Each entry below is to be extracted exactly.

------------------------------------------------------------

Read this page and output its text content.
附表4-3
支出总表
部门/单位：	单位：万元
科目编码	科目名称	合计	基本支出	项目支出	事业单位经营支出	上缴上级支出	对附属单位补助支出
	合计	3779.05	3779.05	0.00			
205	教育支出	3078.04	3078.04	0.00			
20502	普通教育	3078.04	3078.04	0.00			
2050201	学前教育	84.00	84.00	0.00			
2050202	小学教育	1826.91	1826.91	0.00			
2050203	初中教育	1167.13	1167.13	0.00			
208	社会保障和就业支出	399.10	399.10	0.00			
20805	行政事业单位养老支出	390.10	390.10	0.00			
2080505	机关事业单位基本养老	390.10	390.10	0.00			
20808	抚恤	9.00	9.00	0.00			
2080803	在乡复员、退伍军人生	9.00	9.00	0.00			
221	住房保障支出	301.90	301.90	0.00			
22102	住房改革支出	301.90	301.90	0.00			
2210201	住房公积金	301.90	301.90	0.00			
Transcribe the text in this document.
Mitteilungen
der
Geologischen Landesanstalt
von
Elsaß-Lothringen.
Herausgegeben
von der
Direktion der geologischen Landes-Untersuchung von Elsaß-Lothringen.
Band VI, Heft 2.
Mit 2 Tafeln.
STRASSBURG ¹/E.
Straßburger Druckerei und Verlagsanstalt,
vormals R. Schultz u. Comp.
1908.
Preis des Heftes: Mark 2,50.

------------------------------------------------------------

• _ANSWER TO THE EXERCISE_:
Read this page and output its text content.
附表4-3
支出总表
部门/单位：	单位：万元
科目编码	科目名称	合计	基本支出	项目支出	事业单位经营支出	上缴上级支出	对附属单位补助支出
	合计	3779.05	3779.05	0.00			
205	教育支出	3078.04	3078.04	0.00			
20502	普通教育	3078.04	3078.04	0.00			
2050201	学前教育	84.00	84.00	0.00			
2050202	小学教育	1826.91	1826.91	0.00			
2050203	初中教育	1167.13	1167.13	0.00			
208	社会保障和就业支出	399.10	399.10	0.00			
20805	行政事业单位养老支出	390.10	390.10	0.00			
2080505	机关事业单位基本养老	390.10	390.10	0.00			
20808	抚恤	9.00	9.00	0.00			
2080803	在乡复员、退伍军人生	9.00	9.00	0.00			
221	住房保障支出	301.90	301.90	0.00			
22102	住房改革支出	301.90	301.90	0.00			
2210201	住房公积金	301.90	301.90	0.00			
Transcribe the text in this document.
Mitteilungen
der
Geologischen Landesanstalt
von
Elsaß-Lothringen.
Herausgegeben
von der
Direktion der geologischen Landes-Untersuchung von Elsaß-Lothringen.
Band VI, Heft 2.
Mit 2 Tafeln.
STRASSBURG ¹/E.
Straßburger Druckerei und Verlagsanstalt,
vormals R. Schultz u. Comp.
1908.
Preis des Heftes: Mark 2,50.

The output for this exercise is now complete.